**Set task:** Count, in the entries below, the lines in which "Validation" occurs. Give the number, nothing more.

**Data for this exercise:**
__________________________________________________
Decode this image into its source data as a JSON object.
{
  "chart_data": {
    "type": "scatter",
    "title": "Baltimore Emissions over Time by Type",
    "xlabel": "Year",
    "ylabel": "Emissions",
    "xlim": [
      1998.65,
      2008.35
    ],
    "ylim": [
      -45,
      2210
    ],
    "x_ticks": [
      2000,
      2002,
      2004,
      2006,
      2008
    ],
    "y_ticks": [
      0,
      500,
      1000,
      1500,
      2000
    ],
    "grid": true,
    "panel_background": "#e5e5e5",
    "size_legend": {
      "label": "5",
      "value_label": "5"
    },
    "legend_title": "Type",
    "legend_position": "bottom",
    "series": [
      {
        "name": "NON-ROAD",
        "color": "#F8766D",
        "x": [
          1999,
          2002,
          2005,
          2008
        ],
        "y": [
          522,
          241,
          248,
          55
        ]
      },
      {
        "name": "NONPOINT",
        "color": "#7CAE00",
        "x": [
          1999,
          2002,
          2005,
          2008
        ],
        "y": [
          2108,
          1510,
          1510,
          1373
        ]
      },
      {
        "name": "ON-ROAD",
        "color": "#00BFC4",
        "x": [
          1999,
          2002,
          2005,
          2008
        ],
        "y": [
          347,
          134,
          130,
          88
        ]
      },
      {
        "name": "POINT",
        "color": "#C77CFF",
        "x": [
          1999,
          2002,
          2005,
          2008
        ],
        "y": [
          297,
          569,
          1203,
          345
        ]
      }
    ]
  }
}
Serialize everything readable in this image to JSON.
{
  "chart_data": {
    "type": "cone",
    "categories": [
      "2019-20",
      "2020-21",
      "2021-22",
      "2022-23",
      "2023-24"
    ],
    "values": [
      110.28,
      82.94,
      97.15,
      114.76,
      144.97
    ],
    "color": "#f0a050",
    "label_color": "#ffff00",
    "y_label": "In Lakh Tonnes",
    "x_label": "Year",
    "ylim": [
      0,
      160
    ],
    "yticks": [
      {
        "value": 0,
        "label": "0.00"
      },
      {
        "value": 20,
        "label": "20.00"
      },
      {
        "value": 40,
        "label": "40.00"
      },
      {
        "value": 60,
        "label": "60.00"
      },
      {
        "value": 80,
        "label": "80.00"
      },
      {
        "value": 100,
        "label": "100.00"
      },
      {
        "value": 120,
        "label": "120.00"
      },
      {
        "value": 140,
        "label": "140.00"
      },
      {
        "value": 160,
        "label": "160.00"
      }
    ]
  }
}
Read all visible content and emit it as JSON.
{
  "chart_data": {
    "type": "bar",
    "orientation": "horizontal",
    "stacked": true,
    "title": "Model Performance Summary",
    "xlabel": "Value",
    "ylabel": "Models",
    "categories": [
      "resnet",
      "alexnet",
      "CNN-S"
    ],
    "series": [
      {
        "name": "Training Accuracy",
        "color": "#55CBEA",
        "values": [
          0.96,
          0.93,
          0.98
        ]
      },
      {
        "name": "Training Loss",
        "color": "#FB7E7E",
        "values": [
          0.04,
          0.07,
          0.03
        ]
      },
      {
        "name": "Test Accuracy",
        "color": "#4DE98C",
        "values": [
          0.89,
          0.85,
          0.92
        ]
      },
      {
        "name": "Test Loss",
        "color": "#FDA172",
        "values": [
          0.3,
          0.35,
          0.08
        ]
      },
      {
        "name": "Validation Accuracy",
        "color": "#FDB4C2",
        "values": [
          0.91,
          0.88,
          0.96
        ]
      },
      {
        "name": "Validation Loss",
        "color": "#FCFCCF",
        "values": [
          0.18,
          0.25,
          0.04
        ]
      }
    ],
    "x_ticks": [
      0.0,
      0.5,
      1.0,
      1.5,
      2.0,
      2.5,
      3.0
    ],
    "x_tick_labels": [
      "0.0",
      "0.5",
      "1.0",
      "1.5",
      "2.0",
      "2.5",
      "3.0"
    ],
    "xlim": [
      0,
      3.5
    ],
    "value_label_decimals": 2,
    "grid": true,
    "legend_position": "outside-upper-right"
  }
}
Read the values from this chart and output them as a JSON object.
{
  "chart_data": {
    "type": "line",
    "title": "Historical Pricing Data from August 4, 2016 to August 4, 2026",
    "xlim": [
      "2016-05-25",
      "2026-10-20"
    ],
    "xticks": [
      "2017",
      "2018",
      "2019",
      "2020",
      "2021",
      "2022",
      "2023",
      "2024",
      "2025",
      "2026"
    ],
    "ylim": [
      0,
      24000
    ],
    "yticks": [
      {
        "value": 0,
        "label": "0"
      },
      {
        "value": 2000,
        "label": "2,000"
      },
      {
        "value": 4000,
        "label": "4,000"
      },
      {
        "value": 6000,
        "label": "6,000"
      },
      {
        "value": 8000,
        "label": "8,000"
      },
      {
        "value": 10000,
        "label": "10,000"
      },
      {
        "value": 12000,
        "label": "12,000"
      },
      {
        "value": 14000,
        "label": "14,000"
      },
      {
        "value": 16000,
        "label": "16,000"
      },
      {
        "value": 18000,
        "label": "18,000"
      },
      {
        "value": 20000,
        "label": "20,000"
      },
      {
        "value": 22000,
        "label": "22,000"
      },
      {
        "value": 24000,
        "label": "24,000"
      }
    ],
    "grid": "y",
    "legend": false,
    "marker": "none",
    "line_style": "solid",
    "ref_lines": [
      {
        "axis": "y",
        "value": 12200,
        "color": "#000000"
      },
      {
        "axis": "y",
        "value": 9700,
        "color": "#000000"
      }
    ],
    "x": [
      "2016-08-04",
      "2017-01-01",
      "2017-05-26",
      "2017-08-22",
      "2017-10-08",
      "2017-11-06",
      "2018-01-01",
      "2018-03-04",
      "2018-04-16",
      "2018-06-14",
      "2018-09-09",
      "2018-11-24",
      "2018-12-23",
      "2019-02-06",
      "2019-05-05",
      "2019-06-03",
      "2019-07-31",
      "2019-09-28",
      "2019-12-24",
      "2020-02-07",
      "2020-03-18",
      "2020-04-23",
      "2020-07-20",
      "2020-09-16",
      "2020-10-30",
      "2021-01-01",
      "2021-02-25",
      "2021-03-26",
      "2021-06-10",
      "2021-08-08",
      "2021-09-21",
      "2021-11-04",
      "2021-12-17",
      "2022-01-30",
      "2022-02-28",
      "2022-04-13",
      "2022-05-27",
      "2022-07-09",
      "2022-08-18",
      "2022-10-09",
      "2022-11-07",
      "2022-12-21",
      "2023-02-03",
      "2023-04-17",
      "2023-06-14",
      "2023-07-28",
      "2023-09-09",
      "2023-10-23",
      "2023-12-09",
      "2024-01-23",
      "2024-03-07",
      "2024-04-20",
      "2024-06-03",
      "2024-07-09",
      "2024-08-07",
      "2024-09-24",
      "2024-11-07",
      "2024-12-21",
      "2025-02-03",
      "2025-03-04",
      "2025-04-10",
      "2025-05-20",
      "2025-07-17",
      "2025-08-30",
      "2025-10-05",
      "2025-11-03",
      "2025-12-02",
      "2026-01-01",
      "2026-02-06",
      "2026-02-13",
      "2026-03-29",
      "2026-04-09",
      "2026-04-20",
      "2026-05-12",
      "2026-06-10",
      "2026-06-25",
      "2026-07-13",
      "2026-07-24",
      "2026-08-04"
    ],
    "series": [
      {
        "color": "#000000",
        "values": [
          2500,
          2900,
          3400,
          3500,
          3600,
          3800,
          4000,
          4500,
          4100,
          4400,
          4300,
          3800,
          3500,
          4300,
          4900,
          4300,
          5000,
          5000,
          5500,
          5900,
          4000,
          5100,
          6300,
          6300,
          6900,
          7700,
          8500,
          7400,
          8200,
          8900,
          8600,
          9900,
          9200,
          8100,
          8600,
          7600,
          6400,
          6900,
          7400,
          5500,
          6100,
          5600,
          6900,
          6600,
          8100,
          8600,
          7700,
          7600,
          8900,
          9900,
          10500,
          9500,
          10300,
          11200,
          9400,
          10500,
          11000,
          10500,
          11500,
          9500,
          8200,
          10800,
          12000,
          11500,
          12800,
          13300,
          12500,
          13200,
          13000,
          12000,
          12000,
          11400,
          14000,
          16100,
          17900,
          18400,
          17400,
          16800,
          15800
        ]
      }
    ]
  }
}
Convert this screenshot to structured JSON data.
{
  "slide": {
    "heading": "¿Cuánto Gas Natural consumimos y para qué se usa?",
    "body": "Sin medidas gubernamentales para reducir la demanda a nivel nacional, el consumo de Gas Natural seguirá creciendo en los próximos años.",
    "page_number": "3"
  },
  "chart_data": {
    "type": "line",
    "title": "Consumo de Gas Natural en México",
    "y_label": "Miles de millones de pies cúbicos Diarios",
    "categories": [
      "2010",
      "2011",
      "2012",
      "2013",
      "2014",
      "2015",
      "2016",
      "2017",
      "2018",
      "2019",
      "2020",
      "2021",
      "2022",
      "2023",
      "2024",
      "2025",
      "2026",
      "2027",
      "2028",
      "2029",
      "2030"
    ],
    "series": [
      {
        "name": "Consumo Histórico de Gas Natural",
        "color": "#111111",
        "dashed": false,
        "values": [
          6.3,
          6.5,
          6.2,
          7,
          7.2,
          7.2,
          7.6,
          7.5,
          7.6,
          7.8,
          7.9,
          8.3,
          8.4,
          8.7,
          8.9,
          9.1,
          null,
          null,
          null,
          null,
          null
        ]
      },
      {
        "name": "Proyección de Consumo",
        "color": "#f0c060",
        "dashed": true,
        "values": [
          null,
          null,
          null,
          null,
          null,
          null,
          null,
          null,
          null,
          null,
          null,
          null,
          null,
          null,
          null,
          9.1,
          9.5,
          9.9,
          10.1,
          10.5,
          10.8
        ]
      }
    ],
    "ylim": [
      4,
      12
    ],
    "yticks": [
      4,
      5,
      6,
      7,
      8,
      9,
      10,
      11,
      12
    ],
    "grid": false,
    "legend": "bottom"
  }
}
__________________________________________________
**Written response:** 2